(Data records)
########################################
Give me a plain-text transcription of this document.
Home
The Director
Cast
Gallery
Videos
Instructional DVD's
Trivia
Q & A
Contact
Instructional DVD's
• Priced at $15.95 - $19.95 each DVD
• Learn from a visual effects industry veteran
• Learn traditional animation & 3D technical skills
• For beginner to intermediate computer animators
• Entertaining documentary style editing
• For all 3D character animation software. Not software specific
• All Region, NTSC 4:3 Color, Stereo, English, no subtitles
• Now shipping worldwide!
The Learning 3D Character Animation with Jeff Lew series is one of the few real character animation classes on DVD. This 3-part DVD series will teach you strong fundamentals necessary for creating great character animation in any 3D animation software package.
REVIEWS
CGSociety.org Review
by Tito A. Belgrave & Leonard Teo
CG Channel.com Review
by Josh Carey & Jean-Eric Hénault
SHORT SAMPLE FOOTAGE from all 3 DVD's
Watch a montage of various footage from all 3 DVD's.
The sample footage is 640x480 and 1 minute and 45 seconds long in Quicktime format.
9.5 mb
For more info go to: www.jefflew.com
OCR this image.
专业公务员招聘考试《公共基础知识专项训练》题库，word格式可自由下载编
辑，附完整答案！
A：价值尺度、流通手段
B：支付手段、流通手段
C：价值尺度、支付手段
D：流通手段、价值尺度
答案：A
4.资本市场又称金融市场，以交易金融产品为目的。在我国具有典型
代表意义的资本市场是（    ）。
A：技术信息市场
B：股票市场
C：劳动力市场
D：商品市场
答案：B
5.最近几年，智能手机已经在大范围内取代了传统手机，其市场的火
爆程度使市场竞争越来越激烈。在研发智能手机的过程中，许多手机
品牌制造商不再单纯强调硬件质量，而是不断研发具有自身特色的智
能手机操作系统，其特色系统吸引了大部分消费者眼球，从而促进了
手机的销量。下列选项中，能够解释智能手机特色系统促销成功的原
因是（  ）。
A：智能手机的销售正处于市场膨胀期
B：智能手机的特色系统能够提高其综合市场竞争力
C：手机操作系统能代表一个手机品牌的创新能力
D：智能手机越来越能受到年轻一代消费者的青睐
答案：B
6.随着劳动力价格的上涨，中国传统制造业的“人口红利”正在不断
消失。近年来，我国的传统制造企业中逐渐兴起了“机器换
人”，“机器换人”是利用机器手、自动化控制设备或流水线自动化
########################################
> **Exercise objective**
List each line of the entries that holds the string "from".

> **Solved problem**
• Learn from a visual effects industry veteran
SHORT SAMPLE FOOTAGE from all 3 DVD's
Watch a montage of various footage from all 3 DVD's.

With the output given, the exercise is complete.